Supplied records
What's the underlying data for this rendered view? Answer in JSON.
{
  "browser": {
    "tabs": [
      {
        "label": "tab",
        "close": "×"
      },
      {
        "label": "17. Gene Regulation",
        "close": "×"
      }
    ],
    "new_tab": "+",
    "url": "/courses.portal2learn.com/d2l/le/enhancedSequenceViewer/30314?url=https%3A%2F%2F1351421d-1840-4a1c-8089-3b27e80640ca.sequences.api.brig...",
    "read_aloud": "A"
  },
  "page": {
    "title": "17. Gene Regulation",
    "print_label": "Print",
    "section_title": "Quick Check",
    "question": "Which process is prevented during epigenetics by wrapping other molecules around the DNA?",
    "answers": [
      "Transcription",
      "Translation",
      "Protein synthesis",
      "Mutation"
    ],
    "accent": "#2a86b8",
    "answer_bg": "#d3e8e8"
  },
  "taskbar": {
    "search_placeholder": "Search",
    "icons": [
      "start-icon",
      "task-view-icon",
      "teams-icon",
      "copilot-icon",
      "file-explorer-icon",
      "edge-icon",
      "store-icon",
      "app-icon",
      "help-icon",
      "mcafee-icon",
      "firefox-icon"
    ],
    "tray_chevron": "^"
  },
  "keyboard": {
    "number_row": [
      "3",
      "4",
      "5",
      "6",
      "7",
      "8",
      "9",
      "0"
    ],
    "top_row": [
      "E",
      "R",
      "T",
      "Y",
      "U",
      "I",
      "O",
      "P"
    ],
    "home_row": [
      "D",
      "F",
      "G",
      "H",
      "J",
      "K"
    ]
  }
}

Task statement
Write out the full set of records exactly as given.

Written reply
What's the underlying data for this rendered view? Answer in JSON.
{
  "browser": {
    "tabs": [
      {
        "label": "tab",
        "close": "×"
      },
      {
        "label": "17. Gene Regulation",
        "close": "×"
      }
    ],
    "new_tab": "+",
    "url": "/courses.portal2learn.com/d2l/le/enhancedSequenceViewer/30314?url=https%3A%2F%2F1351421d-1840-4a1c-8089-3b27e80640ca.sequences.api.brig...",
    "read_aloud": "A"
  },
  "page": {
    "title": "17. Gene Regulation",
    "print_label": "Print",
    "section_title": "Quick Check",
    "question": "Which process is prevented during epigenetics by wrapping other molecules around the DNA?",
    "answers": [
      "Transcription",
      "Translation",
      "Protein synthesis",
      "Mutation"
    ],
    "accent": "#2a86b8",
    "answer_bg": "#d3e8e8"
  },
  "taskbar": {
    "search_placeholder": "Search",
    "icons": [
      "start-icon",
      "task-view-icon",
      "teams-icon",
      "copilot-icon",
      "file-explorer-icon",
      "edge-icon",
      "store-icon",
      "app-icon",
      "help-icon",
      "mcafee-icon",
      "firefox-icon"
    ],
    "tray_chevron": "^"
  },
  "keyboard": {
    "number_row": [
      "3",
      "4",
      "5",
      "6",
      "7",
      "8",
      "9",
      "0"
    ],
    "top_row": [
      "E",
      "R",
      "T",
      "Y",
      "U",
      "I",
      "O",
      "P"
    ],
    "home_row": [
      "D",
      "F",
      "G",
      "H",
      "J",
      "K"
    ]
  }
}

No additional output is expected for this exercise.